▶ [Task details] Find the word "caption" in the listing; pull out each line holding it.

## start Rows

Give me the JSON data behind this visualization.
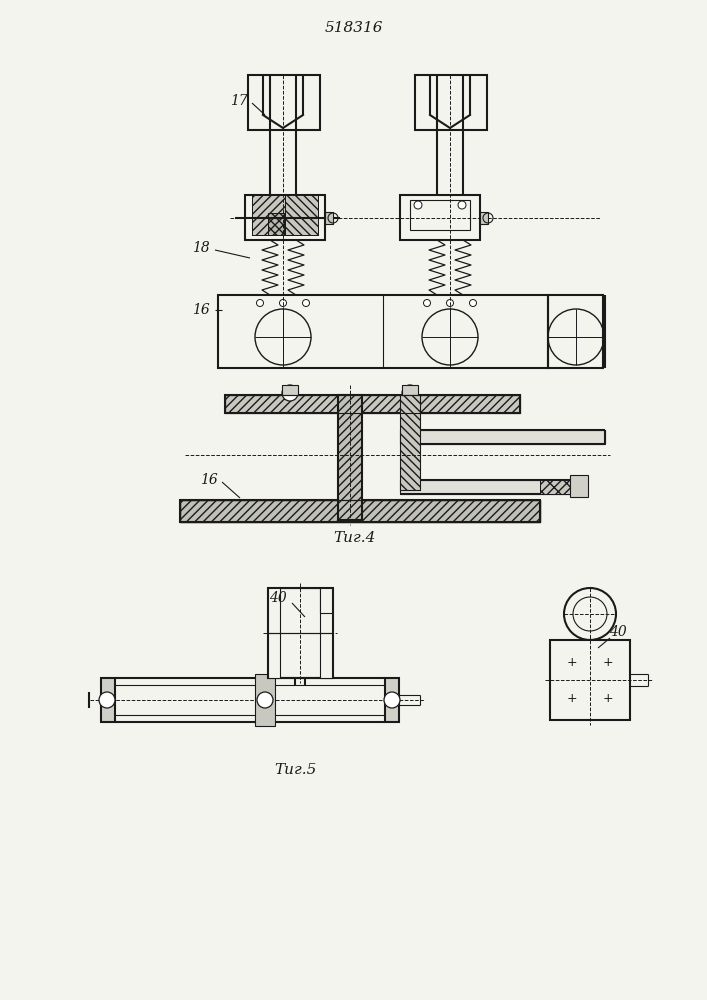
{
  "title_text": "518316",
  "fig4_label": "Τиг.4",
  "fig5_label": "Τиг.5",
  "label_17": "17",
  "label_18": "18",
  "label_16_fig1": "16",
  "label_16_fig4": "16",
  "label_40_left": "40",
  "label_40_right": "40",
  "line_color": "#1a1a1a",
  "bg_color": "#f4f4ef",
  "lw_thick": 1.5,
  "lw_thin": 0.8,
  "lw_dash": 0.7
}
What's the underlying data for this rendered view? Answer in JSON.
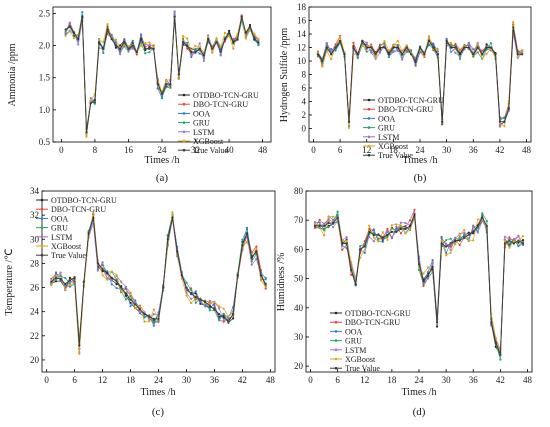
{
  "legend_labels": [
    "OTDBO-TCN-GRU",
    "DBO-TCN-GRU",
    "OOA",
    "GRU",
    "LSTM",
    "XGBoost",
    "True Value"
  ],
  "series_colors": [
    "#222222",
    "#e8413b",
    "#2f7fd0",
    "#23a36b",
    "#9b74c9",
    "#d9a514",
    "#3a3a3a"
  ],
  "chart_data": [
    {
      "type": "line",
      "caption": "(a)",
      "xlabel": "Times /h",
      "ylabel": "Ammonia /ppm",
      "xlim": [
        -2,
        50
      ],
      "ylim": [
        0.5,
        2.6
      ],
      "xticks": [
        0,
        8,
        16,
        24,
        32,
        40,
        48
      ],
      "yticks": [
        0.5,
        1.0,
        1.5,
        2.0,
        2.5
      ],
      "ytick_labels": [
        "0.5",
        "1.0",
        "1.5",
        "2.0",
        "2.5"
      ],
      "legend_position": "lower-right",
      "x": [
        1,
        2,
        3,
        4,
        5,
        6,
        7,
        8,
        9,
        10,
        11,
        12,
        13,
        14,
        15,
        16,
        17,
        18,
        19,
        20,
        21,
        22,
        23,
        24,
        25,
        26,
        27,
        28,
        29,
        30,
        31,
        32,
        33,
        34,
        35,
        36,
        37,
        38,
        39,
        40,
        41,
        42,
        43,
        44,
        45,
        46,
        47
      ],
      "true_values": [
        2.25,
        2.3,
        2.2,
        2.1,
        2.45,
        0.65,
        1.1,
        1.15,
        2.05,
        1.95,
        2.25,
        2.1,
        2.0,
        1.95,
        2.05,
        1.95,
        2.0,
        1.9,
        2.1,
        1.95,
        1.95,
        1.95,
        1.4,
        1.25,
        1.4,
        1.4,
        2.45,
        1.55,
        2.05,
        2.0,
        1.9,
        1.9,
        1.95,
        1.85,
        2.1,
        1.95,
        2.05,
        1.9,
        2.1,
        2.2,
        2.05,
        2.1,
        2.45,
        2.2,
        2.3,
        2.1,
        2.05
      ],
      "series_names": [
        "OTDBO-TCN-GRU",
        "DBO-TCN-GRU",
        "OOA",
        "GRU",
        "LSTM",
        "XGBoost",
        "True Value"
      ]
    },
    {
      "type": "line",
      "caption": "(b)",
      "xlabel": "Times /h",
      "ylabel": "Hydrogen Sulfide /ppm",
      "xlim": [
        -1,
        49
      ],
      "ylim": [
        -2,
        18
      ],
      "xticks": [
        0,
        6,
        12,
        18,
        24,
        30,
        36,
        42,
        48
      ],
      "yticks": [
        0,
        2,
        4,
        6,
        8,
        10,
        12,
        14,
        16,
        18
      ],
      "ytick_labels": [
        "0",
        "2",
        "4",
        "6",
        "8",
        "10",
        "12",
        "14",
        "16",
        "18"
      ],
      "legend_position": "center",
      "x": [
        1,
        2,
        3,
        4,
        5,
        6,
        7,
        8,
        9,
        10,
        11,
        12,
        13,
        14,
        15,
        16,
        17,
        18,
        19,
        20,
        21,
        22,
        23,
        24,
        25,
        26,
        27,
        28,
        29,
        30,
        31,
        32,
        33,
        34,
        35,
        36,
        37,
        38,
        39,
        40,
        41,
        42,
        43,
        44,
        45,
        46,
        47
      ],
      "true_values": [
        11,
        10,
        12,
        11,
        12,
        13,
        11,
        1,
        12,
        11,
        13,
        12,
        12,
        11,
        12,
        12,
        11,
        12,
        12,
        11,
        12,
        11,
        10,
        12,
        11,
        13,
        12,
        11,
        1,
        13,
        12,
        12,
        11,
        12,
        12,
        11,
        12,
        11,
        12,
        12,
        11,
        1,
        1,
        3,
        15,
        11,
        11
      ],
      "series_names": [
        "OTDBO-TCN-GRU",
        "DBO-TCN-GRU",
        "OOA",
        "GRU",
        "LSTM",
        "XGBoost",
        "True Value"
      ]
    },
    {
      "type": "line",
      "caption": "(c)",
      "xlabel": "Times /h",
      "ylabel": "Temperature /℃",
      "xlim": [
        -1,
        49
      ],
      "ylim": [
        19,
        34
      ],
      "xticks": [
        0,
        6,
        12,
        18,
        24,
        30,
        36,
        42,
        48
      ],
      "yticks": [
        20,
        22,
        24,
        26,
        28,
        30,
        32,
        34
      ],
      "ytick_labels": [
        "20",
        "22",
        "24",
        "26",
        "28",
        "30",
        "32",
        "34"
      ],
      "legend_position": "top-left",
      "x": [
        1,
        2,
        3,
        4,
        5,
        6,
        7,
        8,
        9,
        10,
        11,
        12,
        13,
        14,
        15,
        16,
        17,
        18,
        19,
        20,
        21,
        22,
        23,
        24,
        25,
        26,
        27,
        28,
        29,
        30,
        31,
        32,
        33,
        34,
        35,
        36,
        37,
        38,
        39,
        40,
        41,
        42,
        43,
        44,
        45,
        46,
        47
      ],
      "true_values": [
        26.5,
        26.8,
        26.7,
        26.3,
        26.6,
        26.8,
        21.2,
        26.5,
        30.5,
        31.8,
        28,
        27.5,
        27.2,
        26.8,
        26.5,
        26,
        25.5,
        25,
        24.6,
        24.2,
        23.8,
        23.6,
        23.4,
        23.4,
        26,
        30,
        31.8,
        29,
        27,
        26,
        25.5,
        25.2,
        25,
        24.8,
        24.5,
        24.2,
        23.8,
        23.5,
        23.2,
        23.8,
        27,
        29.5,
        30.5,
        28.5,
        29,
        27,
        26.3
      ],
      "series_names": [
        "OTDBO-TCN-GRU",
        "DBO-TCN-GRU",
        "OOA",
        "GRU",
        "LSTM",
        "XGBoost",
        "True Value"
      ]
    },
    {
      "type": "line",
      "caption": "(d)",
      "xlabel": "Times /h",
      "ylabel": "Humidness /%",
      "xlim": [
        -1,
        49
      ],
      "ylim": [
        18,
        80
      ],
      "xticks": [
        0,
        6,
        12,
        18,
        24,
        30,
        36,
        42,
        48
      ],
      "yticks": [
        20,
        30,
        40,
        50,
        60,
        70,
        80
      ],
      "ytick_labels": [
        "20",
        "30",
        "40",
        "50",
        "60",
        "70",
        "80"
      ],
      "legend_position": "bottom-left",
      "x": [
        1,
        2,
        3,
        4,
        5,
        6,
        7,
        8,
        9,
        10,
        11,
        12,
        13,
        14,
        15,
        16,
        17,
        18,
        19,
        20,
        21,
        22,
        23,
        24,
        25,
        26,
        27,
        28,
        29,
        30,
        31,
        32,
        33,
        34,
        35,
        36,
        37,
        38,
        39,
        40,
        41,
        42,
        43,
        44,
        45,
        46,
        47
      ],
      "true_values": [
        68,
        68,
        68,
        69,
        69,
        71,
        62,
        62,
        53,
        48,
        60,
        61,
        66,
        65,
        65,
        64,
        65,
        66,
        66,
        67,
        67,
        68,
        72,
        55,
        49,
        51,
        54,
        35,
        62,
        61,
        62,
        63,
        63,
        64,
        65,
        66,
        68,
        71,
        68,
        35,
        28,
        24,
        62,
        63,
        62,
        63,
        62
      ],
      "series_names": [
        "OTDBO-TCN-GRU",
        "DBO-TCN-GRU",
        "OOA",
        "GRU",
        "LSTM",
        "XGBoost",
        "True Value"
      ]
    }
  ]
}
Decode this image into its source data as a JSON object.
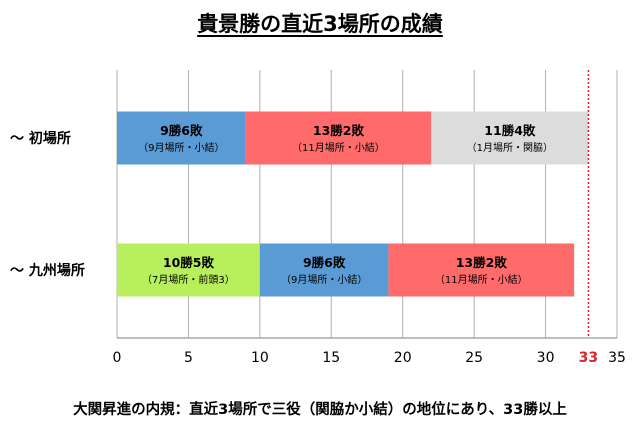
{
  "title": "貴景勝の直近3場所の成績",
  "note": "大関昇進の内規：直近3場所で三役（関脇か小結）の地位にあり、33勝以上",
  "chart_data": {
    "type": "bar",
    "orientation": "horizontal",
    "stacked": true,
    "title": "貴景勝の直近3場所の成績",
    "xlabel": "",
    "ylabel": "",
    "xlim": [
      0,
      35
    ],
    "xticks": [
      0,
      5,
      10,
      15,
      20,
      25,
      30,
      35
    ],
    "grid": true,
    "legend": "none",
    "categories": [
      "～ 初場所",
      "～ 九州場所"
    ],
    "bars": [
      {
        "category": "～ 初場所",
        "segments": [
          {
            "value": 9,
            "label": "9勝6敗",
            "sublabel": "（9月場所・小結）",
            "color": "#5b9bd5"
          },
          {
            "value": 13,
            "label": "13勝2敗",
            "sublabel": "（11月場所・小結）",
            "color": "#ff6b6b"
          },
          {
            "value": 11,
            "label": "11勝4敗",
            "sublabel": "（1月場所・関脇）",
            "color": "#dcdcdc"
          }
        ]
      },
      {
        "category": "～ 九州場所",
        "segments": [
          {
            "value": 10,
            "label": "10勝5敗",
            "sublabel": "（7月場所・前頭3）",
            "color": "#b7f05c"
          },
          {
            "value": 9,
            "label": "9勝6敗",
            "sublabel": "（9月場所・小結）",
            "color": "#5b9bd5"
          },
          {
            "value": 13,
            "label": "13勝2敗",
            "sublabel": "（11月場所・小結）",
            "color": "#ff6b6b"
          }
        ]
      }
    ],
    "reference_line": {
      "value": 33,
      "label": "33",
      "color": "#d9262c",
      "style": "dotted"
    }
  }
}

## end Rows

▶ [Response below]
      "caption": "(a)",
      "caption": "(b)",
      "caption": "(c)",
      "caption": "(d)",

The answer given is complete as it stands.